**Your objective:** Identify the lines that include the word "watermark", then copy all of them.

**Dataset records:**
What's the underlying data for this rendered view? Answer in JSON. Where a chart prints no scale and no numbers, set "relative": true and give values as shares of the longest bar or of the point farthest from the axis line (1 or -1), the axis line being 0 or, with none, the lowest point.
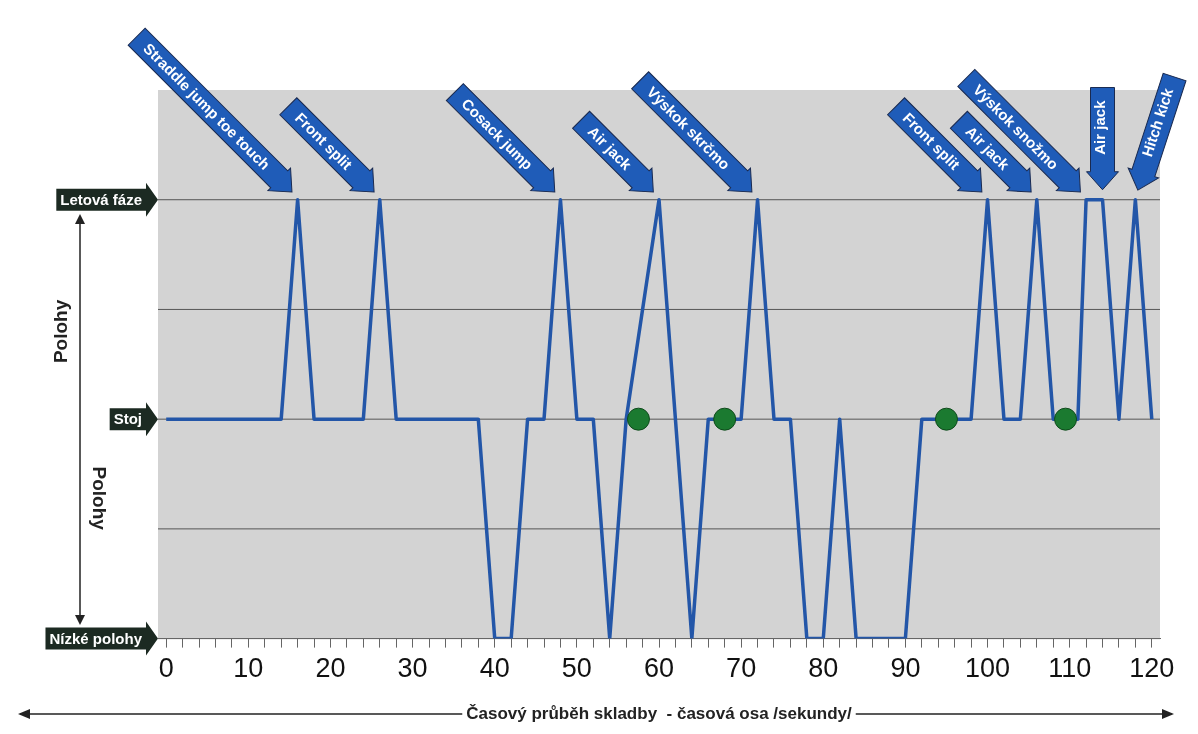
{
  "chart_data": {
    "type": "line",
    "xlabel": "Časový průběh skladby  - časová osa /sekundy/",
    "relative": true,
    "xlim": [
      -1,
      121
    ],
    "xticks": [
      0,
      {
        "value": 2,
        "label": null
      },
      {
        "value": 4,
        "label": null
      },
      {
        "value": 6,
        "label": null
      },
      {
        "value": 8,
        "label": null
      },
      10,
      {
        "value": 12,
        "label": null
      },
      {
        "value": 14,
        "label": null
      },
      {
        "value": 16,
        "label": null
      },
      {
        "value": 18,
        "label": null
      },
      20,
      {
        "value": 22,
        "label": null
      },
      {
        "value": 24,
        "label": null
      },
      {
        "value": 26,
        "label": null
      },
      {
        "value": 28,
        "label": null
      },
      30,
      {
        "value": 32,
        "label": null
      },
      {
        "value": 34,
        "label": null
      },
      {
        "value": 36,
        "label": null
      },
      {
        "value": 38,
        "label": null
      },
      40,
      {
        "value": 42,
        "label": null
      },
      {
        "value": 44,
        "label": null
      },
      {
        "value": 46,
        "label": null
      },
      {
        "value": 48,
        "label": null
      },
      50,
      {
        "value": 52,
        "label": null
      },
      {
        "value": 54,
        "label": null
      },
      {
        "value": 56,
        "label": null
      },
      {
        "value": 58,
        "label": null
      },
      60,
      {
        "value": 62,
        "label": null
      },
      {
        "value": 64,
        "label": null
      },
      {
        "value": 66,
        "label": null
      },
      {
        "value": 68,
        "label": null
      },
      70,
      {
        "value": 72,
        "label": null
      },
      {
        "value": 74,
        "label": null
      },
      {
        "value": 76,
        "label": null
      },
      {
        "value": 78,
        "label": null
      },
      80,
      {
        "value": 82,
        "label": null
      },
      {
        "value": 84,
        "label": null
      },
      {
        "value": 86,
        "label": null
      },
      {
        "value": 88,
        "label": null
      },
      90,
      {
        "value": 92,
        "label": null
      },
      {
        "value": 94,
        "label": null
      },
      {
        "value": 96,
        "label": null
      },
      {
        "value": 98,
        "label": null
      },
      100,
      {
        "value": 102,
        "label": null
      },
      {
        "value": 104,
        "label": null
      },
      {
        "value": 106,
        "label": null
      },
      {
        "value": 108,
        "label": null
      },
      110,
      {
        "value": 112,
        "label": null
      },
      {
        "value": 114,
        "label": null
      },
      {
        "value": 116,
        "label": null
      },
      {
        "value": 118,
        "label": null
      },
      120
    ],
    "ref_lines": [
      {
        "axis": "y",
        "value": 1,
        "label": "Letová fáze"
      },
      {
        "axis": "y",
        "value": 0.5
      },
      {
        "axis": "y",
        "value": 0,
        "label": "Stoj"
      },
      {
        "axis": "y",
        "value": -0.5
      },
      {
        "axis": "y",
        "value": -1,
        "label": "Nízké polohy"
      }
    ],
    "series": [
      {
        "color": "#2356a8",
        "x": [
          0,
          14,
          16,
          18,
          24,
          26,
          28,
          38,
          40,
          42,
          44,
          46,
          48,
          50,
          52,
          54,
          56,
          60,
          64,
          66,
          70,
          72,
          74,
          76,
          78,
          80,
          82,
          84,
          90,
          92,
          98,
          100,
          102,
          104,
          106,
          108,
          111,
          112,
          114,
          116,
          118,
          120
        ],
        "values": [
          0,
          0,
          1,
          0,
          0,
          1,
          0,
          0,
          -1,
          -1,
          0,
          0,
          1,
          0,
          0,
          -1,
          0,
          1,
          -1,
          0,
          0,
          1,
          0,
          0,
          -1,
          -1,
          0,
          -1,
          -1,
          0,
          0,
          1,
          0,
          0,
          1,
          0,
          0,
          1,
          1,
          0,
          1,
          0
        ]
      },
      {
        "type": "scatter",
        "marker": "circle",
        "color": "#1b7a30",
        "x": [
          57.5,
          68,
          95,
          109.5
        ],
        "values": [
          0,
          0,
          0,
          0
        ]
      }
    ],
    "annotations": [
      "Polohy",
      "Polohy",
      {
        "text": "Straddle jump toe touch",
        "x": 16,
        "y": 1
      },
      {
        "text": "Front split",
        "x": 26,
        "y": 1
      },
      {
        "text": "Cosack jump",
        "x": 48,
        "y": 1
      },
      {
        "text": "Air jack",
        "x": 60,
        "y": 1
      },
      {
        "text": "Výskok skrčmo",
        "x": 72,
        "y": 1
      },
      {
        "text": "Front split",
        "x": 100,
        "y": 1
      },
      {
        "text": "Air jack",
        "x": 106,
        "y": 1
      },
      {
        "text": "Výskok snožmo",
        "x": 112,
        "y": 1
      },
      {
        "text": "Air jack",
        "x": 114,
        "y": 1
      },
      {
        "text": "Hitch kick",
        "x": 118,
        "y": 1
      }
    ]
  }
}
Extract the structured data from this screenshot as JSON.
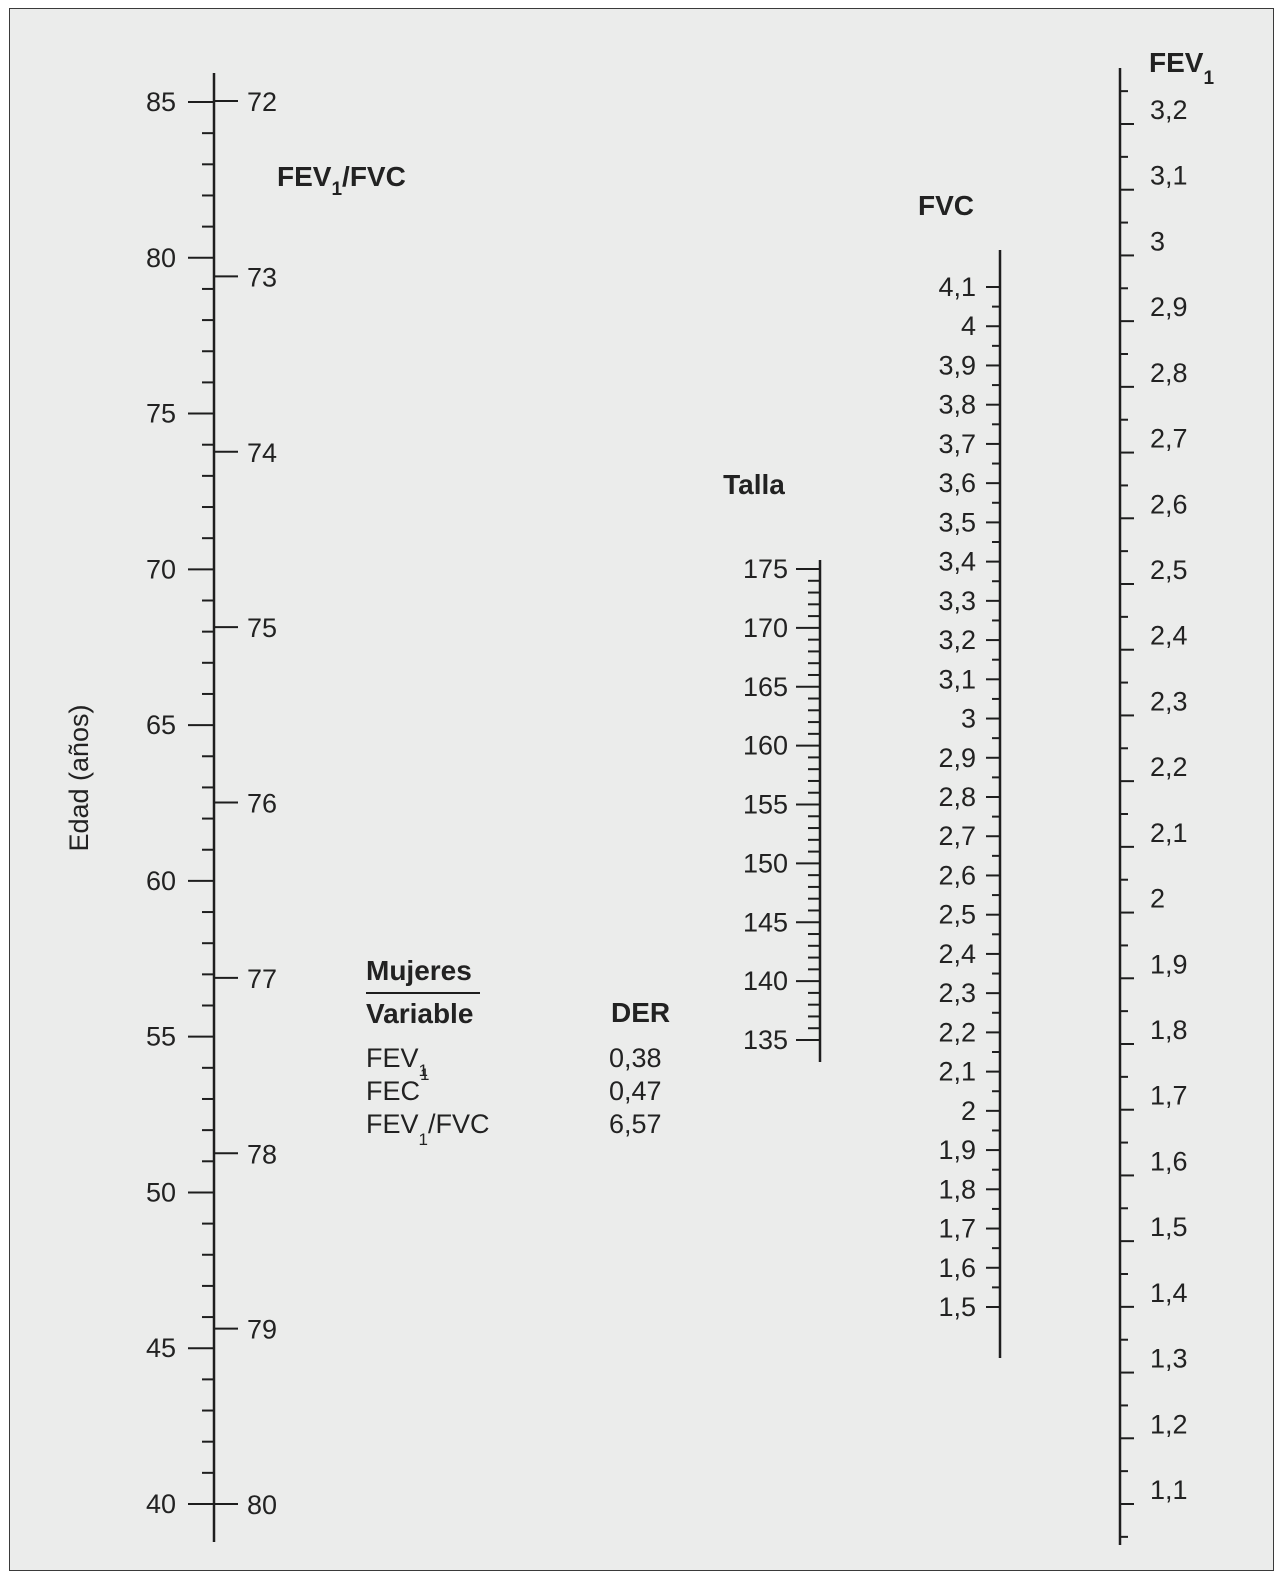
{
  "figure": {
    "language": "es",
    "colors": {
      "background": "#ebeceb",
      "ink": "#1e1e1e",
      "frame": "#3a3a3a"
    }
  },
  "scales": {
    "edad": {
      "label": "Edad (años)",
      "min": 40,
      "max": 85,
      "minor_step": 1,
      "labeled_ticks": [
        "40",
        "45",
        "50",
        "55",
        "60",
        "65",
        "70",
        "75",
        "80",
        "85"
      ]
    },
    "fev1_fvc": {
      "label_main": "FEV",
      "label_sub": "1",
      "label_tail": "/FVC",
      "labeled_ticks": [
        "72",
        "73",
        "74",
        "75",
        "76",
        "77",
        "78",
        "79",
        "80"
      ]
    },
    "talla": {
      "label": "Talla",
      "min": 135,
      "max": 175,
      "minor_step": 1,
      "labeled_ticks": [
        "135",
        "140",
        "145",
        "150",
        "155",
        "160",
        "165",
        "170",
        "175"
      ]
    },
    "fvc": {
      "label": "FVC",
      "min": 1.5,
      "max": 4.1,
      "minor_step": 0.05,
      "labeled_ticks": [
        "1,5",
        "1,6",
        "1,7",
        "1,8",
        "1,9",
        "2",
        "2,1",
        "2,2",
        "2,3",
        "2,4",
        "2,5",
        "2,6",
        "2,7",
        "2,8",
        "2,9",
        "3",
        "3,1",
        "3,2",
        "3,3",
        "3,4",
        "3,5",
        "3,6",
        "3,7",
        "3,8",
        "3,9",
        "4",
        "4,1"
      ]
    },
    "fev1": {
      "label_main": "FEV",
      "label_sub": "1",
      "min": 1.05,
      "max": 3.25,
      "minor_step": 0.05,
      "labeled_ticks": [
        "1,1",
        "1,2",
        "1,3",
        "1,4",
        "1,5",
        "1,6",
        "1,7",
        "1,8",
        "1,9",
        "2",
        "2,1",
        "2,2",
        "2,3",
        "2,4",
        "2,5",
        "2,6",
        "2,7",
        "2,8",
        "2,9",
        "3",
        "3,1",
        "3,2"
      ]
    }
  },
  "panel": {
    "group": "Mujeres",
    "col_variable": "Variable",
    "col_der": "DER",
    "rows": [
      {
        "name": "FEV",
        "sub": "1",
        "sup": "",
        "tail": "",
        "der": "0,38"
      },
      {
        "name": "FEC",
        "sub": "",
        "sup": "1",
        "tail": "",
        "der": "0,47"
      },
      {
        "name": "FEV",
        "sub": "1",
        "sup": "",
        "tail": "/FVC",
        "der": "6,57"
      }
    ]
  }
}
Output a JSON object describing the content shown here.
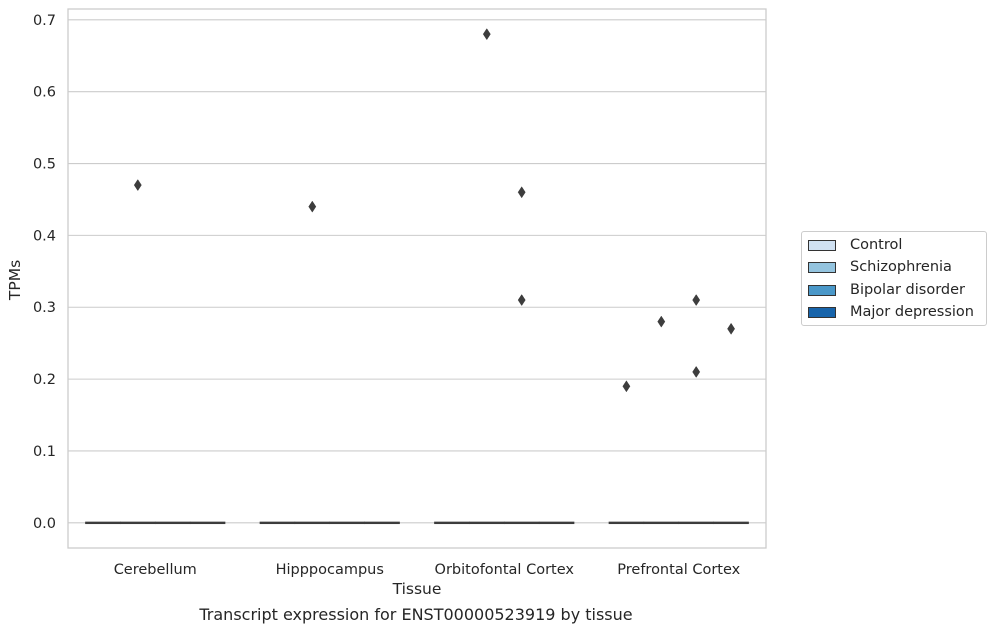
{
  "chart_data": {
    "type": "box",
    "xlabel": "Tissue",
    "ylabel": "TPMs",
    "caption": "Transcript expression for ENST00000523919 by tissue",
    "ylim": [
      -0.035,
      0.715
    ],
    "yticks": [
      0.0,
      0.1,
      0.2,
      0.3,
      0.4,
      0.5,
      0.6,
      0.7
    ],
    "ytick_labels": [
      "0.0",
      "0.1",
      "0.2",
      "0.3",
      "0.4",
      "0.5",
      "0.6",
      "0.7"
    ],
    "grid": "horizontal",
    "legend_position": "right",
    "categories": [
      "Cerebellum",
      "Hipppocampus",
      "Orbitofontal Cortex",
      "Prefrontal Cortex"
    ],
    "series": [
      {
        "name": "Control",
        "color": "#d0e1f2",
        "boxes": [
          {
            "median": 0,
            "q1": 0,
            "q3": 0
          },
          {
            "median": 0,
            "q1": 0,
            "q3": 0
          },
          {
            "median": 0,
            "q1": 0,
            "q3": 0
          },
          {
            "median": 0,
            "q1": 0,
            "q3": 0
          }
        ],
        "outliers": [
          [],
          [],
          [],
          [
            0.19
          ]
        ]
      },
      {
        "name": "Schizophrenia",
        "color": "#94c4df",
        "boxes": [
          {
            "median": 0,
            "q1": 0,
            "q3": 0
          },
          {
            "median": 0,
            "q1": 0,
            "q3": 0
          },
          {
            "median": 0,
            "q1": 0,
            "q3": 0
          },
          {
            "median": 0,
            "q1": 0,
            "q3": 0
          }
        ],
        "outliers": [
          [
            0.47
          ],
          [
            0.44
          ],
          [
            0.68
          ],
          [
            0.28
          ]
        ]
      },
      {
        "name": "Bipolar disorder",
        "color": "#4a98c9",
        "boxes": [
          {
            "median": 0,
            "q1": 0,
            "q3": 0
          },
          {
            "median": 0,
            "q1": 0,
            "q3": 0
          },
          {
            "median": 0,
            "q1": 0,
            "q3": 0
          },
          {
            "median": 0,
            "q1": 0,
            "q3": 0
          }
        ],
        "outliers": [
          [],
          [],
          [
            0.46,
            0.31
          ],
          [
            0.31,
            0.21
          ]
        ]
      },
      {
        "name": "Major depression",
        "color": "#1764ab",
        "boxes": [
          {
            "median": 0,
            "q1": 0,
            "q3": 0
          },
          {
            "median": 0,
            "q1": 0,
            "q3": 0
          },
          {
            "median": 0,
            "q1": 0,
            "q3": 0
          },
          {
            "median": 0,
            "q1": 0,
            "q3": 0
          }
        ],
        "outliers": [
          [],
          [],
          [],
          [
            0.27
          ]
        ]
      }
    ]
  }
}
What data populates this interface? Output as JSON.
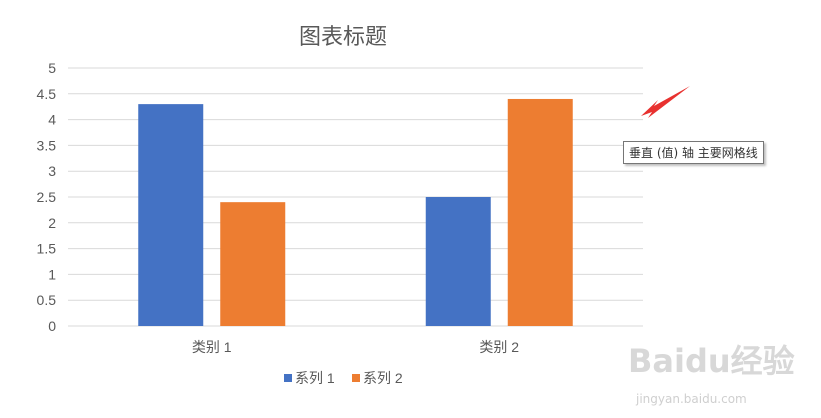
{
  "chart_data": {
    "type": "bar",
    "title": "图表标题",
    "categories": [
      "类别 1",
      "类别 2"
    ],
    "series": [
      {
        "name": "系列 1",
        "values": [
          4.3,
          2.5
        ],
        "color": "#4472C4"
      },
      {
        "name": "系列 2",
        "values": [
          2.4,
          4.4
        ],
        "color": "#ED7D31"
      }
    ],
    "ylim": [
      0,
      5
    ],
    "yticks": [
      "0",
      "0.5",
      "1",
      "1.5",
      "2",
      "2.5",
      "3",
      "3.5",
      "4",
      "4.5",
      "5"
    ],
    "grid": true,
    "legend": "bottom"
  },
  "tooltip": "垂直 (值) 轴 主要网格线",
  "arrow_color": "#E8312F",
  "watermark": {
    "logo": "Baidu经验",
    "url": "jingyan.baidu.com"
  }
}
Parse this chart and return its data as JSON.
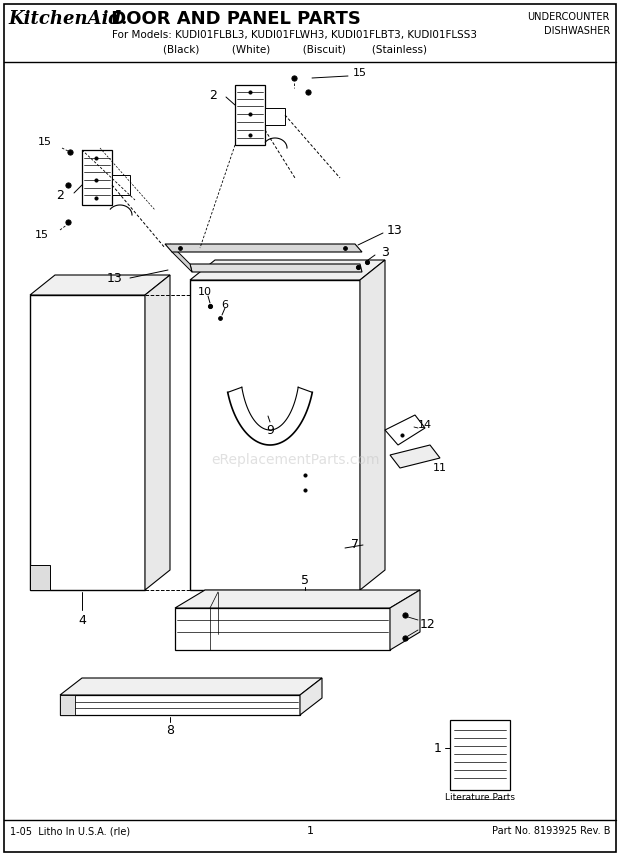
{
  "title_brand": "KitchenAid.",
  "title_main": " DOOR AND PANEL PARTS",
  "subtitle": "For Models: KUDI01FLBL3, KUDI01FLWH3, KUDI01FLBT3, KUDI01FLSS3",
  "subtitle2": "(Black)          (White)          (Biscuit)        (Stainless)",
  "top_right_line1": "UNDERCOUNTER",
  "top_right_line2": "DISHWASHER",
  "footer_left": "1-05  Litho In U.S.A. (rle)",
  "footer_center": "1",
  "footer_right": "Part No. 8193925 Rev. B",
  "watermark": "eReplacementParts.com",
  "bg_color": "#ffffff"
}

**Written solution:**
  "watermark": {
  "watermark": "eReplacementParts.com",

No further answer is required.